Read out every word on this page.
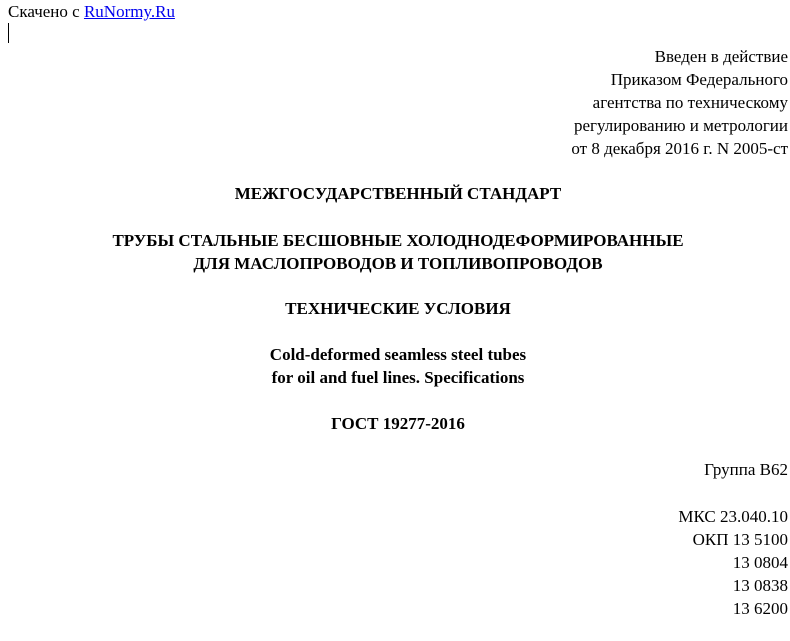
Скачено с RuNormy.Ru
Введен в действие
Приказом Федерального
агентства по техническому
регулированию и метрологии
от 8 декабря 2016 г. N 2005-ст
МЕЖГОСУДАРСТВЕННЫЙ СТАНДАРТ
ТРУБЫ СТАЛЬНЫЕ БЕСШОВНЫЕ ХОЛОДНОДЕФОРМИРОВАННЫЕ
ДЛЯ МАСЛОПРОВОДОВ И ТОПЛИВОПРОВОДОВ
ТЕХНИЧЕСКИЕ УСЛОВИЯ
Cold-deformed seamless steel tubes
for oil and fuel lines. Specifications
ГОСТ 19277-2016
Группа В62
МКС 23.040.10
ОКП 13 5100
13 0804
13 0838
13 6200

[Short problem]: Transcribe the listing in full and omit the pictures.

[Solution to this task]:
Read out every word on this page.
Скачено с RuNormy.Ru
Введен в действие
Приказом Федерального
агентства по техническому
регулированию и метрологии
от 8 декабря 2016 г. N 2005-ст
МЕЖГОСУДАРСТВЕННЫЙ СТАНДАРТ
ТРУБЫ СТАЛЬНЫЕ БЕСШОВНЫЕ ХОЛОДНОДЕФОРМИРОВАННЫЕ
ДЛЯ МАСЛОПРОВОДОВ И ТОПЛИВОПРОВОДОВ
ТЕХНИЧЕСКИЕ УСЛОВИЯ
Cold-deformed seamless steel tubes
for oil and fuel lines. Specifications
ГОСТ 19277-2016
Группа В62
МКС 23.040.10
ОКП 13 5100
13 0804
13 0838
13 6200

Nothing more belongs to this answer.